**ENTRIES PROVIDED**
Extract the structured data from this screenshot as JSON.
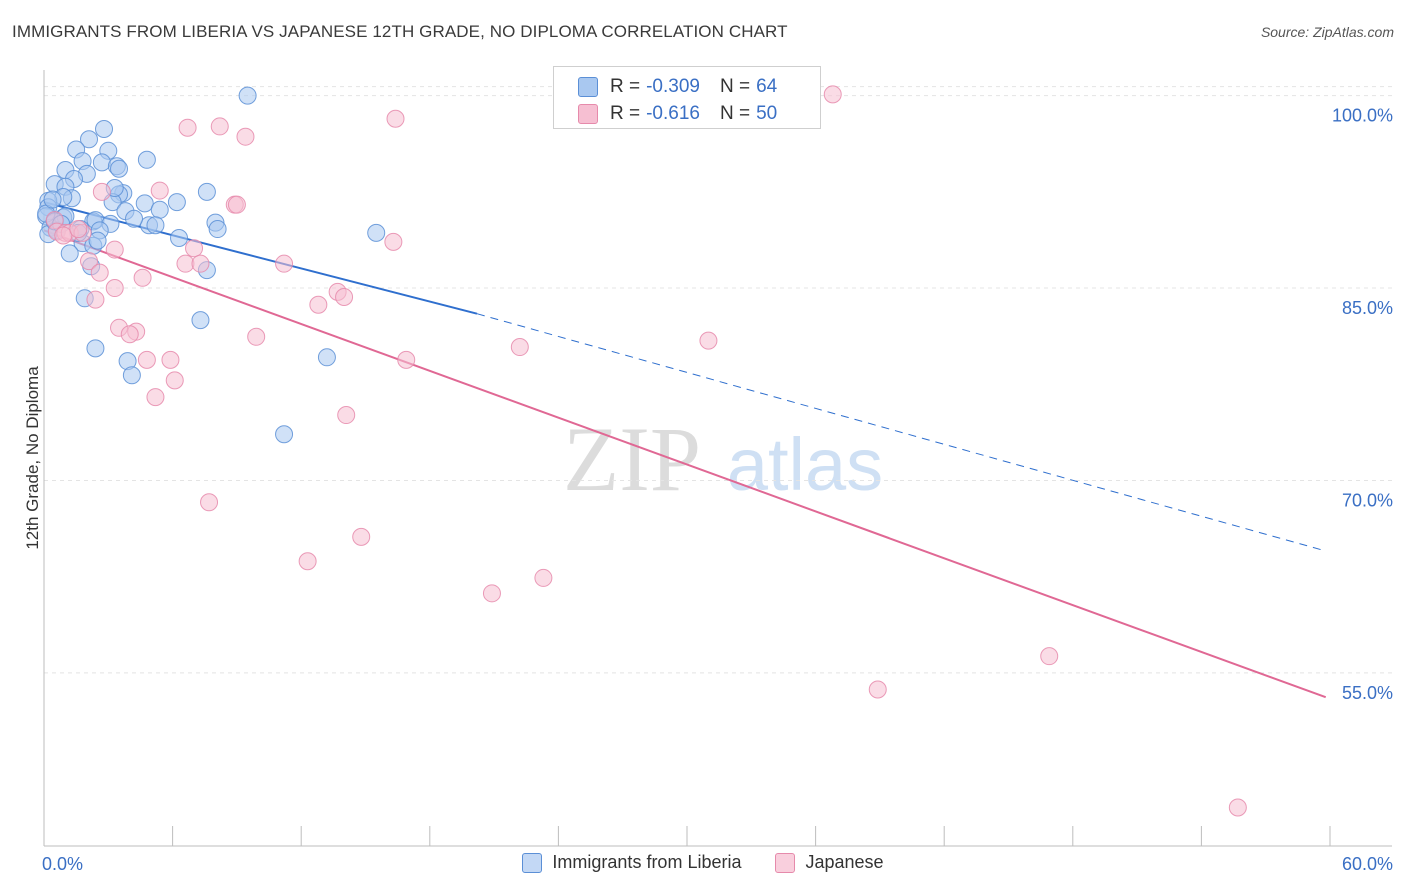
{
  "header": {
    "title": "IMMIGRANTS FROM LIBERIA VS JAPANESE 12TH GRADE, NO DIPLOMA CORRELATION CHART",
    "source": "Source: ZipAtlas.com"
  },
  "watermark": {
    "zip": "ZIP",
    "atlas": "atlas"
  },
  "colors": {
    "blue_fill": "#a9c8f0",
    "blue_stroke": "#5b8fd6",
    "blue_line": "#2f6fce",
    "pink_fill": "#f6bfd2",
    "pink_stroke": "#e68aab",
    "pink_line": "#e06894",
    "value_text": "#3a6fc4"
  },
  "stats": {
    "rows": [
      {
        "r_label": "R =",
        "r_value": "-0.309",
        "n_label": "N =",
        "n_value": "64"
      },
      {
        "r_label": "R =",
        "r_value": "-0.616",
        "n_label": "N =",
        "n_value": "50"
      }
    ]
  },
  "chart_data": {
    "type": "scatter",
    "title": "IMMIGRANTS FROM LIBERIA VS JAPANESE 12TH GRADE, NO DIPLOMA CORRELATION CHART",
    "ylabel": "12th Grade, No Diploma",
    "xlim": [
      0,
      60
    ],
    "ylim": [
      41.5,
      102
    ],
    "x_tick_labels": [
      "0.0%",
      "60.0%"
    ],
    "y_ticks": [
      55,
      70,
      85,
      100
    ],
    "y_tick_labels": [
      "55.0%",
      "70.0%",
      "85.0%",
      "100.0%"
    ],
    "grid": true,
    "legend": [
      "Immigrants from Liberia",
      "Japanese"
    ],
    "series": [
      {
        "name": "Immigrants from Liberia",
        "trend": {
          "x_start": 0,
          "y_start": 91.7,
          "x_solid_end": 20.2,
          "y_solid_end": 83.0,
          "x_dash_end": 59.8,
          "y_dash_end": 64.5
        },
        "points": [
          [
            9.5,
            100.0
          ],
          [
            2.8,
            97.4
          ],
          [
            2.1,
            96.6
          ],
          [
            1.5,
            95.8
          ],
          [
            3.0,
            95.7
          ],
          [
            4.8,
            95.0
          ],
          [
            2.7,
            94.8
          ],
          [
            1.8,
            94.9
          ],
          [
            3.4,
            94.5
          ],
          [
            3.5,
            94.3
          ],
          [
            1.0,
            94.2
          ],
          [
            2.0,
            93.9
          ],
          [
            1.4,
            93.5
          ],
          [
            0.5,
            93.1
          ],
          [
            1.0,
            92.9
          ],
          [
            7.6,
            92.5
          ],
          [
            3.7,
            92.4
          ],
          [
            3.5,
            92.3
          ],
          [
            1.3,
            92.0
          ],
          [
            0.9,
            92.1
          ],
          [
            0.2,
            91.8
          ],
          [
            3.2,
            91.7
          ],
          [
            4.7,
            91.6
          ],
          [
            6.2,
            91.7
          ],
          [
            0.2,
            91.3
          ],
          [
            3.8,
            91.0
          ],
          [
            5.4,
            91.1
          ],
          [
            0.1,
            90.6
          ],
          [
            0.9,
            90.5
          ],
          [
            1.0,
            90.6
          ],
          [
            2.3,
            90.2
          ],
          [
            2.4,
            90.3
          ],
          [
            3.1,
            90.0
          ],
          [
            8.0,
            90.1
          ],
          [
            4.9,
            89.9
          ],
          [
            5.2,
            89.9
          ],
          [
            8.1,
            89.6
          ],
          [
            0.3,
            89.7
          ],
          [
            0.6,
            89.5
          ],
          [
            1.7,
            89.6
          ],
          [
            2.6,
            89.5
          ],
          [
            15.5,
            89.3
          ],
          [
            0.2,
            89.2
          ],
          [
            6.3,
            88.9
          ],
          [
            1.8,
            88.5
          ],
          [
            2.3,
            88.3
          ],
          [
            1.2,
            87.7
          ],
          [
            2.2,
            86.7
          ],
          [
            7.6,
            86.4
          ],
          [
            1.9,
            84.2
          ],
          [
            7.3,
            82.5
          ],
          [
            2.4,
            80.3
          ],
          [
            13.2,
            79.6
          ],
          [
            3.9,
            79.3
          ],
          [
            4.1,
            78.2
          ],
          [
            11.2,
            73.6
          ],
          [
            0.1,
            90.8
          ],
          [
            0.5,
            90.2
          ],
          [
            1.6,
            89.3
          ],
          [
            0.8,
            90.0
          ],
          [
            2.5,
            88.7
          ],
          [
            3.3,
            92.8
          ],
          [
            4.2,
            90.4
          ],
          [
            0.4,
            91.9
          ]
        ]
      },
      {
        "name": "Japanese",
        "trend": {
          "x_start": 0,
          "y_start": 89.5,
          "x_solid_end": 59.8,
          "y_solid_end": 53.1
        },
        "points": [
          [
            36.8,
            100.1
          ],
          [
            16.4,
            98.2
          ],
          [
            6.7,
            97.5
          ],
          [
            8.2,
            97.6
          ],
          [
            9.4,
            96.8
          ],
          [
            5.4,
            92.6
          ],
          [
            2.7,
            92.5
          ],
          [
            8.9,
            91.5
          ],
          [
            9.0,
            91.5
          ],
          [
            16.3,
            88.6
          ],
          [
            0.5,
            90.3
          ],
          [
            0.6,
            89.4
          ],
          [
            1.0,
            89.3
          ],
          [
            1.2,
            89.3
          ],
          [
            1.8,
            89.3
          ],
          [
            3.3,
            88.0
          ],
          [
            7.0,
            88.1
          ],
          [
            2.1,
            87.1
          ],
          [
            6.6,
            86.9
          ],
          [
            7.3,
            86.9
          ],
          [
            11.2,
            86.9
          ],
          [
            2.6,
            86.2
          ],
          [
            4.6,
            85.8
          ],
          [
            3.3,
            85.0
          ],
          [
            13.7,
            84.7
          ],
          [
            14.0,
            84.3
          ],
          [
            2.4,
            84.1
          ],
          [
            12.8,
            83.7
          ],
          [
            3.5,
            81.9
          ],
          [
            4.3,
            81.6
          ],
          [
            4.0,
            81.4
          ],
          [
            9.9,
            81.2
          ],
          [
            31.0,
            80.9
          ],
          [
            22.2,
            80.4
          ],
          [
            4.8,
            79.4
          ],
          [
            5.9,
            79.4
          ],
          [
            16.9,
            79.4
          ],
          [
            6.1,
            77.8
          ],
          [
            5.2,
            76.5
          ],
          [
            14.1,
            75.1
          ],
          [
            7.7,
            68.3
          ],
          [
            14.8,
            65.6
          ],
          [
            12.3,
            63.7
          ],
          [
            23.3,
            62.4
          ],
          [
            20.9,
            61.2
          ],
          [
            46.9,
            56.3
          ],
          [
            38.9,
            53.7
          ],
          [
            55.7,
            44.5
          ],
          [
            0.9,
            89.1
          ],
          [
            1.6,
            89.6
          ]
        ]
      }
    ]
  }
}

**EXERCISE INSTRUCTIONS**
Reproduce each line word for word and drop the pictures.

**SOLVED PROBLEM**
Extract the structured data from this screenshot as JSON.
{
  "header": {
    "title": "IMMIGRANTS FROM LIBERIA VS JAPANESE 12TH GRADE, NO DIPLOMA CORRELATION CHART",
    "source": "Source: ZipAtlas.com"
  },
  "watermark": {
    "zip": "ZIP",
    "atlas": "atlas"
  },
  "colors": {
    "blue_fill": "#a9c8f0",
    "blue_stroke": "#5b8fd6",
    "blue_line": "#2f6fce",
    "pink_fill": "#f6bfd2",
    "pink_stroke": "#e68aab",
    "pink_line": "#e06894",
    "value_text": "#3a6fc4"
  },
  "stats": {
    "rows": [
      {
        "r_label": "R =",
        "r_value": "-0.309",
        "n_label": "N =",
        "n_value": "64"
      },
      {
        "r_label": "R =",
        "r_value": "-0.616",
        "n_label": "N =",
        "n_value": "50"
      }
    ]
  },
  "chart_data": {
    "type": "scatter",
    "title": "IMMIGRANTS FROM LIBERIA VS JAPANESE 12TH GRADE, NO DIPLOMA CORRELATION CHART",
    "ylabel": "12th Grade, No Diploma",
    "xlim": [
      0,
      60
    ],
    "ylim": [
      41.5,
      102
    ],
    "x_tick_labels": [
      "0.0%",
      "60.0%"
    ],
    "y_ticks": [
      55,
      70,
      85,
      100
    ],
    "y_tick_labels": [
      "55.0%",
      "70.0%",
      "85.0%",
      "100.0%"
    ],
    "grid": true,
    "legend": [
      "Immigrants from Liberia",
      "Japanese"
    ],
    "series": [
      {
        "name": "Immigrants from Liberia",
        "trend": {
          "x_start": 0,
          "y_start": 91.7,
          "x_solid_end": 20.2,
          "y_solid_end": 83.0,
          "x_dash_end": 59.8,
          "y_dash_end": 64.5
        },
        "points": [
          [
            9.5,
            100.0
          ],
          [
            2.8,
            97.4
          ],
          [
            2.1,
            96.6
          ],
          [
            1.5,
            95.8
          ],
          [
            3.0,
            95.7
          ],
          [
            4.8,
            95.0
          ],
          [
            2.7,
            94.8
          ],
          [
            1.8,
            94.9
          ],
          [
            3.4,
            94.5
          ],
          [
            3.5,
            94.3
          ],
          [
            1.0,
            94.2
          ],
          [
            2.0,
            93.9
          ],
          [
            1.4,
            93.5
          ],
          [
            0.5,
            93.1
          ],
          [
            1.0,
            92.9
          ],
          [
            7.6,
            92.5
          ],
          [
            3.7,
            92.4
          ],
          [
            3.5,
            92.3
          ],
          [
            1.3,
            92.0
          ],
          [
            0.9,
            92.1
          ],
          [
            0.2,
            91.8
          ],
          [
            3.2,
            91.7
          ],
          [
            4.7,
            91.6
          ],
          [
            6.2,
            91.7
          ],
          [
            0.2,
            91.3
          ],
          [
            3.8,
            91.0
          ],
          [
            5.4,
            91.1
          ],
          [
            0.1,
            90.6
          ],
          [
            0.9,
            90.5
          ],
          [
            1.0,
            90.6
          ],
          [
            2.3,
            90.2
          ],
          [
            2.4,
            90.3
          ],
          [
            3.1,
            90.0
          ],
          [
            8.0,
            90.1
          ],
          [
            4.9,
            89.9
          ],
          [
            5.2,
            89.9
          ],
          [
            8.1,
            89.6
          ],
          [
            0.3,
            89.7
          ],
          [
            0.6,
            89.5
          ],
          [
            1.7,
            89.6
          ],
          [
            2.6,
            89.5
          ],
          [
            15.5,
            89.3
          ],
          [
            0.2,
            89.2
          ],
          [
            6.3,
            88.9
          ],
          [
            1.8,
            88.5
          ],
          [
            2.3,
            88.3
          ],
          [
            1.2,
            87.7
          ],
          [
            2.2,
            86.7
          ],
          [
            7.6,
            86.4
          ],
          [
            1.9,
            84.2
          ],
          [
            7.3,
            82.5
          ],
          [
            2.4,
            80.3
          ],
          [
            13.2,
            79.6
          ],
          [
            3.9,
            79.3
          ],
          [
            4.1,
            78.2
          ],
          [
            11.2,
            73.6
          ],
          [
            0.1,
            90.8
          ],
          [
            0.5,
            90.2
          ],
          [
            1.6,
            89.3
          ],
          [
            0.8,
            90.0
          ],
          [
            2.5,
            88.7
          ],
          [
            3.3,
            92.8
          ],
          [
            4.2,
            90.4
          ],
          [
            0.4,
            91.9
          ]
        ]
      },
      {
        "name": "Japanese",
        "trend": {
          "x_start": 0,
          "y_start": 89.5,
          "x_solid_end": 59.8,
          "y_solid_end": 53.1
        },
        "points": [
          [
            36.8,
            100.1
          ],
          [
            16.4,
            98.2
          ],
          [
            6.7,
            97.5
          ],
          [
            8.2,
            97.6
          ],
          [
            9.4,
            96.8
          ],
          [
            5.4,
            92.6
          ],
          [
            2.7,
            92.5
          ],
          [
            8.9,
            91.5
          ],
          [
            9.0,
            91.5
          ],
          [
            16.3,
            88.6
          ],
          [
            0.5,
            90.3
          ],
          [
            0.6,
            89.4
          ],
          [
            1.0,
            89.3
          ],
          [
            1.2,
            89.3
          ],
          [
            1.8,
            89.3
          ],
          [
            3.3,
            88.0
          ],
          [
            7.0,
            88.1
          ],
          [
            2.1,
            87.1
          ],
          [
            6.6,
            86.9
          ],
          [
            7.3,
            86.9
          ],
          [
            11.2,
            86.9
          ],
          [
            2.6,
            86.2
          ],
          [
            4.6,
            85.8
          ],
          [
            3.3,
            85.0
          ],
          [
            13.7,
            84.7
          ],
          [
            14.0,
            84.3
          ],
          [
            2.4,
            84.1
          ],
          [
            12.8,
            83.7
          ],
          [
            3.5,
            81.9
          ],
          [
            4.3,
            81.6
          ],
          [
            4.0,
            81.4
          ],
          [
            9.9,
            81.2
          ],
          [
            31.0,
            80.9
          ],
          [
            22.2,
            80.4
          ],
          [
            4.8,
            79.4
          ],
          [
            5.9,
            79.4
          ],
          [
            16.9,
            79.4
          ],
          [
            6.1,
            77.8
          ],
          [
            5.2,
            76.5
          ],
          [
            14.1,
            75.1
          ],
          [
            7.7,
            68.3
          ],
          [
            14.8,
            65.6
          ],
          [
            12.3,
            63.7
          ],
          [
            23.3,
            62.4
          ],
          [
            20.9,
            61.2
          ],
          [
            46.9,
            56.3
          ],
          [
            38.9,
            53.7
          ],
          [
            55.7,
            44.5
          ],
          [
            0.9,
            89.1
          ],
          [
            1.6,
            89.6
          ]
        ]
      }
    ]
  }
}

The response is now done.